• What to work on
Lay out the listing as a numbered list, from its first line up to and including the line containing "info-icon[interactable] [933, 265, 954, 285]", leaving out any blank lines.

(Element and coordinate records)
────────────────────

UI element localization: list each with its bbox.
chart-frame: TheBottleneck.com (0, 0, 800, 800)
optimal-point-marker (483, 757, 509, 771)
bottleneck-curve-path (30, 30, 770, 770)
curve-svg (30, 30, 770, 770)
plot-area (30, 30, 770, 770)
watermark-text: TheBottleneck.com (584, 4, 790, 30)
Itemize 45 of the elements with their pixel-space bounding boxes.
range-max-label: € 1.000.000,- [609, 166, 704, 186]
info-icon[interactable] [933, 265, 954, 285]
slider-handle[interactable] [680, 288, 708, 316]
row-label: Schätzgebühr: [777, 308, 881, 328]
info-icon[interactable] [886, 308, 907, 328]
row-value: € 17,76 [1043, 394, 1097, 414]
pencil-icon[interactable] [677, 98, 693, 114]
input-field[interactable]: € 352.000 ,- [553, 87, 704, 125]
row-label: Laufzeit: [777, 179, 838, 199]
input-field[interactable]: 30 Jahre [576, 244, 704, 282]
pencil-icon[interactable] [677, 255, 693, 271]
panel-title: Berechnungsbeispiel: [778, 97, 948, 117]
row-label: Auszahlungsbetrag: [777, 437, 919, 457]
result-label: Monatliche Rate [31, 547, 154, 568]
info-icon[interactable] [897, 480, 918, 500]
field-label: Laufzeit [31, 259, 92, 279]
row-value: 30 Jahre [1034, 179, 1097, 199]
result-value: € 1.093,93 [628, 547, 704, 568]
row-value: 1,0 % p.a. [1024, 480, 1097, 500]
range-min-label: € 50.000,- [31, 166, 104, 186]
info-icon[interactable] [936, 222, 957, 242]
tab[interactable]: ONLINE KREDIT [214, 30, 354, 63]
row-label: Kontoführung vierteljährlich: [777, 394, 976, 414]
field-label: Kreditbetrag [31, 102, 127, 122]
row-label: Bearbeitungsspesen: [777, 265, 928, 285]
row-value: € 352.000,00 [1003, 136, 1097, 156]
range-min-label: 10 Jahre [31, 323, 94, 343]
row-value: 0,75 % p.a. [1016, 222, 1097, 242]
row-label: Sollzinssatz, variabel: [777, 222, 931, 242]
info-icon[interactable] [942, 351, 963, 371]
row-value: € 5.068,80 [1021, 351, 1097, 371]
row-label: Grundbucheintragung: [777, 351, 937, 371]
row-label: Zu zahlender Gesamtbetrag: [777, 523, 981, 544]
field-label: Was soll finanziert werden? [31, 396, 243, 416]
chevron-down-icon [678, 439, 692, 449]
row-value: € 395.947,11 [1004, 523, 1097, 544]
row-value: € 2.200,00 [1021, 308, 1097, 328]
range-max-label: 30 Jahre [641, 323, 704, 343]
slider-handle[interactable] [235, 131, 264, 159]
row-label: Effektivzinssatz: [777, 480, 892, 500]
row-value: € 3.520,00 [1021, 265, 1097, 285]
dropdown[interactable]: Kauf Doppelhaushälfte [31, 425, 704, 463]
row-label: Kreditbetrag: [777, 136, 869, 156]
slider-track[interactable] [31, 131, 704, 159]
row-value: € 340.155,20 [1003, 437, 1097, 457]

────────────────────

• Task output
1. UI element localization: list each with its bbox.
2. chart-frame: TheBottleneck.com (0, 0, 800, 800)
3. optimal-point-marker (483, 757, 509, 771)
4. bottleneck-curve-path (30, 30, 770, 770)
5. curve-svg (30, 30, 770, 770)
6. plot-area (30, 30, 770, 770)
7. watermark-text: TheBottleneck.com (584, 4, 790, 30)
8. Itemize 45 of the elements with their pixel-space bounding boxes.
9. range-max-label: € 1.000.000,- [609, 166, 704, 186]
10. info-icon[interactable] [933, 265, 954, 285]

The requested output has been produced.